* begin *

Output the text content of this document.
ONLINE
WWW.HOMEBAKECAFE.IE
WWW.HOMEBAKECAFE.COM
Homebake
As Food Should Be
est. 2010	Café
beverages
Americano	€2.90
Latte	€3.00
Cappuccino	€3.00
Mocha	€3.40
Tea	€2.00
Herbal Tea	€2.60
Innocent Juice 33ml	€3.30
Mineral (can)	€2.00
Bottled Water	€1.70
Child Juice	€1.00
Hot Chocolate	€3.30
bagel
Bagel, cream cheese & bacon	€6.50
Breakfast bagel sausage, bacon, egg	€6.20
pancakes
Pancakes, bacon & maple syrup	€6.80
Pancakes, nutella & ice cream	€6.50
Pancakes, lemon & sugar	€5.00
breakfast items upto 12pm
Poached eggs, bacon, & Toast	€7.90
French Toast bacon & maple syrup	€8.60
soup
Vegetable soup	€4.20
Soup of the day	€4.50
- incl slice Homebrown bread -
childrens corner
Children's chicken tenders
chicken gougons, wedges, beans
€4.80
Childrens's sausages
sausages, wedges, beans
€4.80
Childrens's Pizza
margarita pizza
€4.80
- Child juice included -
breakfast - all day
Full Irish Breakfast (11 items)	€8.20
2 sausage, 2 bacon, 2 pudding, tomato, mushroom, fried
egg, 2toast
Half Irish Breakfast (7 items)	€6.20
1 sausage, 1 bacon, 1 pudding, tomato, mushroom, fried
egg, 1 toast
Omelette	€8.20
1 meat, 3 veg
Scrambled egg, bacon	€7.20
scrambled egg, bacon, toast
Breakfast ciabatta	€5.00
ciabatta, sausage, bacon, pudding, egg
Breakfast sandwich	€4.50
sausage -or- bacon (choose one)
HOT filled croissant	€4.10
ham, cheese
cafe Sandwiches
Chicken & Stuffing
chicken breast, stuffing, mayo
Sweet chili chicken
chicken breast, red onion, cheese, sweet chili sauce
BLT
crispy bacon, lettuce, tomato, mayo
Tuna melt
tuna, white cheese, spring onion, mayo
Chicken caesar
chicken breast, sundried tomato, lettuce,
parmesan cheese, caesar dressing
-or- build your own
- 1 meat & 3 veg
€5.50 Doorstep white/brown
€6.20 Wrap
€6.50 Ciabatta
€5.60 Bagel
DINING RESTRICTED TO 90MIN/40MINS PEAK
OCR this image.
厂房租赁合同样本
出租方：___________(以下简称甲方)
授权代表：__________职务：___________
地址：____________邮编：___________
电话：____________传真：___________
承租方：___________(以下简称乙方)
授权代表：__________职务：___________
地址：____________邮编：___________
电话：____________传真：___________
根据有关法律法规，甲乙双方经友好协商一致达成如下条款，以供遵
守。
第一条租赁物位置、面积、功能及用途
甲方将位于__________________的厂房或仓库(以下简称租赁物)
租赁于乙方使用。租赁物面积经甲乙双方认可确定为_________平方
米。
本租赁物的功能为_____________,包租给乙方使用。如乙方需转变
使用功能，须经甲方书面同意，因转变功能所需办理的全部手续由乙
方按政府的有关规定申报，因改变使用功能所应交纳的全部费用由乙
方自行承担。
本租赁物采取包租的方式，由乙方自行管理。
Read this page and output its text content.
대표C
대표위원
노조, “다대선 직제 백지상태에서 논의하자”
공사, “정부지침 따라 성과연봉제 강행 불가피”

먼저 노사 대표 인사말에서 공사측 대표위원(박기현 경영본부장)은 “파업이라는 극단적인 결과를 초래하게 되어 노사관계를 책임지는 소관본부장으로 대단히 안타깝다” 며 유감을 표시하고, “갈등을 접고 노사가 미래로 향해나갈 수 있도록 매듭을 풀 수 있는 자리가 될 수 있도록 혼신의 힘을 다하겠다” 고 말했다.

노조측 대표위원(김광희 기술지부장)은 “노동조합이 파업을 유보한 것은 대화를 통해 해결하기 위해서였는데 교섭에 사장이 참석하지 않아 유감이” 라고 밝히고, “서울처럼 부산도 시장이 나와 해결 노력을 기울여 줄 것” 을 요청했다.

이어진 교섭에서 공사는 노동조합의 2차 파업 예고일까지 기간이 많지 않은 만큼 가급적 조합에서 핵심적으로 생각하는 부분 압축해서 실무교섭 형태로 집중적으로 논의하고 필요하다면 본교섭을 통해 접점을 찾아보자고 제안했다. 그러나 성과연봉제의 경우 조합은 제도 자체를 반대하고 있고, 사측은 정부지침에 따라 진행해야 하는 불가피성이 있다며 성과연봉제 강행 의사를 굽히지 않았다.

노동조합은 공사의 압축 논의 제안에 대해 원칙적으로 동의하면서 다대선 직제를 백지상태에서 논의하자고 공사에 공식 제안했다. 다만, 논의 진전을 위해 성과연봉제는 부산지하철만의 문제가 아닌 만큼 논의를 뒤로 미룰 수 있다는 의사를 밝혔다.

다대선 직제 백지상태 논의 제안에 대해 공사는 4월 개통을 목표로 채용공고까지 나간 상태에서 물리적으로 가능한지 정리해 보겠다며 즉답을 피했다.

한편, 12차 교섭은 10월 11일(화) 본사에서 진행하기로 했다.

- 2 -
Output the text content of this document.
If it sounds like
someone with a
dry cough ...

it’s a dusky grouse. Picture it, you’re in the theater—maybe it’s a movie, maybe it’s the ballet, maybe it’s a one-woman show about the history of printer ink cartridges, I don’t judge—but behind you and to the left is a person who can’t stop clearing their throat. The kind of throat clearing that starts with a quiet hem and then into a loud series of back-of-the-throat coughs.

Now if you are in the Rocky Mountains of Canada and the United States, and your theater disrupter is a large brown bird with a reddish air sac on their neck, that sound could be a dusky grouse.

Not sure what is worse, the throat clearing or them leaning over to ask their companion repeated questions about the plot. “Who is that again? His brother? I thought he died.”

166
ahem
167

* end *

Prompt: From the material above, copy each line that includes the word "your".

Task solution:
-or- build your own
Now if you are in the Rocky Mountains of Canada and the United States, and your theater disrupter is a large brown bird with a reddish air sac on their neck, that sound could be a dusky grouse.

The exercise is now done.